→ The exercise: Transcribe everything in the data word for word. Pictures are left out.

→ Recorded data:
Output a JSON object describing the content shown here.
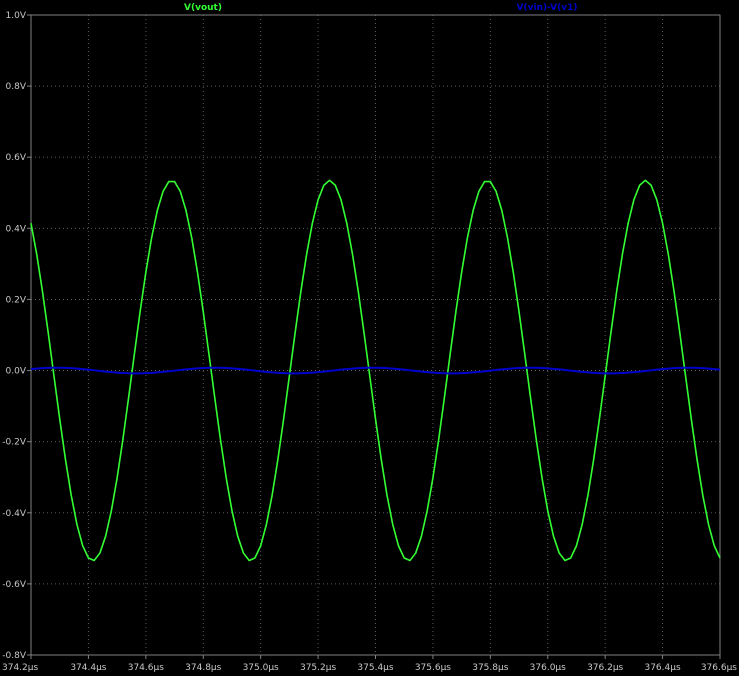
{
  "colors": {
    "background": "#000000",
    "frame": "#808080",
    "grid": "#5a5a5a",
    "tick_text": "#c8c8c8",
    "vout": "#33ff33",
    "vin_v1": "#0000cc"
  },
  "chart_data": {
    "type": "line",
    "title": "",
    "xlabel": "",
    "ylabel": "",
    "xlim": [
      374.2,
      376.6
    ],
    "ylim": [
      -0.8,
      1.0
    ],
    "x_unit": "µs",
    "grid": true,
    "grid_style": "dotted",
    "legend_position": "top",
    "x_tick_labels": [
      "374.2µs",
      "374.4µs",
      "374.6µs",
      "374.8µs",
      "375.0µs",
      "375.2µs",
      "375.4µs",
      "375.6µs",
      "375.8µs",
      "376.0µs",
      "376.2µs",
      "376.4µs",
      "376.6µs"
    ],
    "y_tick_labels": [
      "1.0V",
      "0.8V",
      "0.6V",
      "0.4V",
      "0.2V",
      "0.0V",
      "-0.2V",
      "-0.4V",
      "-0.6V",
      "-0.8V"
    ],
    "x_ticks": [
      374.2,
      374.4,
      374.6,
      374.8,
      375.0,
      375.2,
      375.4,
      375.6,
      375.8,
      376.0,
      376.2,
      376.4,
      376.6
    ],
    "y_ticks": [
      1.0,
      0.8,
      0.6,
      0.4,
      0.2,
      0.0,
      -0.2,
      -0.4,
      -0.6,
      -0.8
    ],
    "series": [
      {
        "name": "V(vout)",
        "color": "#33ff33",
        "amplitude": 0.535,
        "period": 0.55,
        "peak_at": 374.69,
        "sample_step": 0.02,
        "x": [
          374.2,
          374.69,
          374.965,
          375.24,
          375.515,
          375.79,
          376.065,
          376.34,
          376.6
        ],
        "y": [
          0.4,
          0.535,
          -0.535,
          0.535,
          -0.535,
          0.535,
          -0.535,
          0.535,
          -0.53
        ]
      },
      {
        "name": "V(vin)-V(v1)",
        "color": "#0000cc",
        "amplitude": 0.008,
        "period": 0.55,
        "peak_at": 374.84,
        "sample_step": 0.01,
        "x": [
          374.2,
          374.84,
          375.115,
          375.39,
          375.665,
          375.94,
          376.215,
          376.49,
          376.6
        ],
        "y": [
          0.0,
          0.008,
          -0.008,
          0.008,
          -0.008,
          0.008,
          -0.008,
          0.008,
          0.005
        ]
      }
    ]
  }
}
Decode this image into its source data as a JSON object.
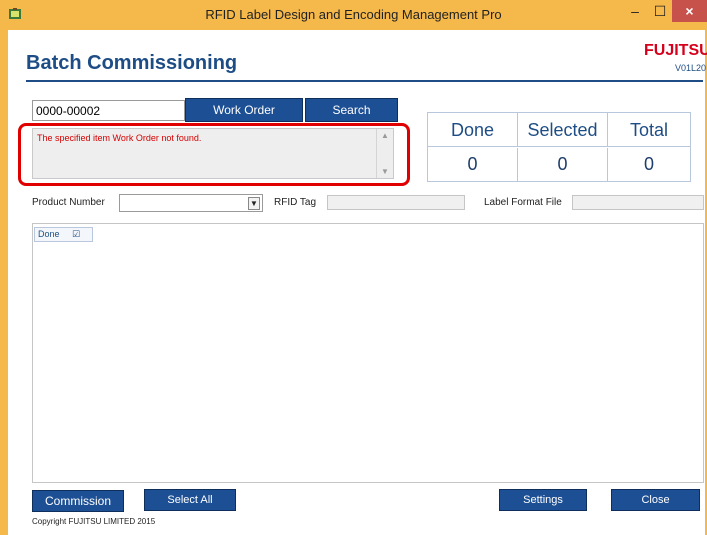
{
  "window": {
    "title": "RFID Label Design and Encoding Management Pro",
    "minimize_glyph": "–",
    "maximize_glyph": "☐",
    "close_glyph": "×"
  },
  "header": {
    "title": "Batch Commissioning",
    "brand": "FUJITSU",
    "version": "V01L20"
  },
  "work_order": {
    "input_value": "0000-00002",
    "work_order_button": "Work Order",
    "search_button": "Search"
  },
  "message": {
    "text": "The specified item Work Order not found.",
    "scroll_up_glyph": "▲",
    "scroll_down_glyph": "▼"
  },
  "stats": {
    "done_label": "Done",
    "selected_label": "Selected",
    "total_label": "Total",
    "done_value": "0",
    "selected_value": "0",
    "total_value": "0"
  },
  "filters": {
    "product_number_label": "Product Number",
    "product_number_value": "",
    "dropdown_glyph": "▼",
    "rfid_tag_label": "RFID Tag",
    "rfid_tag_value": "",
    "label_format_label": "Label Format File",
    "label_format_value": ""
  },
  "grid": {
    "done_header": "Done",
    "check_glyph": "☑"
  },
  "footer": {
    "commission_button": "Commission",
    "select_all_button": "Select All",
    "settings_button": "Settings",
    "close_button": "Close",
    "copyright": "Copyright FUJITSU LIMITED 2015"
  },
  "colors": {
    "titlebar": "#f5b84a",
    "accent": "#1e4d85",
    "button": "#1d4f94",
    "error_text": "#d40000",
    "highlight": "#e00000"
  }
}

→ Exercise answer:
Output a JSON object describing the content shown here.
{
  "colors": {
    "background": "#000000",
    "frame": "#808080",
    "grid": "#5a5a5a",
    "tick_text": "#c8c8c8",
    "vout": "#33ff33",
    "vin_v1": "#0000cc"
  },
  "chart_data": {
    "type": "line",
    "title": "",
    "xlabel": "",
    "ylabel": "",
    "xlim": [
      374.2,
      376.6
    ],
    "ylim": [
      -0.8,
      1.0
    ],
    "x_unit": "µs",
    "grid": true,
    "grid_style": "dotted",
    "legend_position": "top",
    "x_tick_labels": [
      "374.2µs",
      "374.4µs",
      "374.6µs",
      "374.8µs",
      "375.0µs",
      "375.2µs",
      "375.4µs",
      "375.6µs",
      "375.8µs",
      "376.0µs",
      "376.2µs",
      "376.4µs",
      "376.6µs"
    ],
    "y_tick_labels": [
      "1.0V",
      "0.8V",
      "0.6V",
      "0.4V",
      "0.2V",
      "0.0V",
      "-0.2V",
      "-0.4V",
      "-0.6V",
      "-0.8V"
    ],
    "x_ticks": [
      374.2,
      374.4,
      374.6,
      374.8,
      375.0,
      375.2,
      375.4,
      375.6,
      375.8,
      376.0,
      376.2,
      376.4,
      376.6
    ],
    "y_ticks": [
      1.0,
      0.8,
      0.6,
      0.4,
      0.2,
      0.0,
      -0.2,
      -0.4,
      -0.6,
      -0.8
    ],
    "series": [
      {
        "name": "V(vout)",
        "color": "#33ff33",
        "amplitude": 0.535,
        "period": 0.55,
        "peak_at": 374.69,
        "sample_step": 0.02,
        "x": [
          374.2,
          374.69,
          374.965,
          375.24,
          375.515,
          375.79,
          376.065,
          376.34,
          376.6
        ],
        "y": [
          0.4,
          0.535,
          -0.535,
          0.535,
          -0.535,
          0.535,
          -0.535,
          0.535,
          -0.53
        ]
      },
      {
        "name": "V(vin)-V(v1)",
        "color": "#0000cc",
        "amplitude": 0.008,
        "period": 0.55,
        "peak_at": 374.84,
        "sample_step": 0.01,
        "x": [
          374.2,
          374.84,
          375.115,
          375.39,
          375.665,
          375.94,
          376.215,
          376.49,
          376.6
        ],
        "y": [
          0.0,
          0.008,
          -0.008,
          0.008,
          -0.008,
          0.008,
          -0.008,
          0.008,
          0.005
        ]
      }
    ]
  }
}
Decode this image into its source data as a JSON object.
{
  "window": {
    "title": "RFID Label Design and Encoding Management Pro",
    "minimize_glyph": "–",
    "maximize_glyph": "☐",
    "close_glyph": "×"
  },
  "header": {
    "title": "Batch Commissioning",
    "brand": "FUJITSU",
    "version": "V01L20"
  },
  "work_order": {
    "input_value": "0000-00002",
    "work_order_button": "Work Order",
    "search_button": "Search"
  },
  "message": {
    "text": "The specified item Work Order not found.",
    "scroll_up_glyph": "▲",
    "scroll_down_glyph": "▼"
  },
  "stats": {
    "done_label": "Done",
    "selected_label": "Selected",
    "total_label": "Total",
    "done_value": "0",
    "selected_value": "0",
    "total_value": "0"
  },
  "filters": {
    "product_number_label": "Product Number",
    "product_number_value": "",
    "dropdown_glyph": "▼",
    "rfid_tag_label": "RFID Tag",
    "rfid_tag_value": "",
    "label_format_label": "Label Format File",
    "label_format_value": ""
  },
  "grid": {
    "done_header": "Done",
    "check_glyph": "☑"
  },
  "footer": {
    "commission_button": "Commission",
    "select_all_button": "Select All",
    "settings_button": "Settings",
    "close_button": "Close",
    "copyright": "Copyright FUJITSU LIMITED 2015"
  },
  "colors": {
    "titlebar": "#f5b84a",
    "accent": "#1e4d85",
    "button": "#1d4f94",
    "error_text": "#d40000",
    "highlight": "#e00000"
  }
}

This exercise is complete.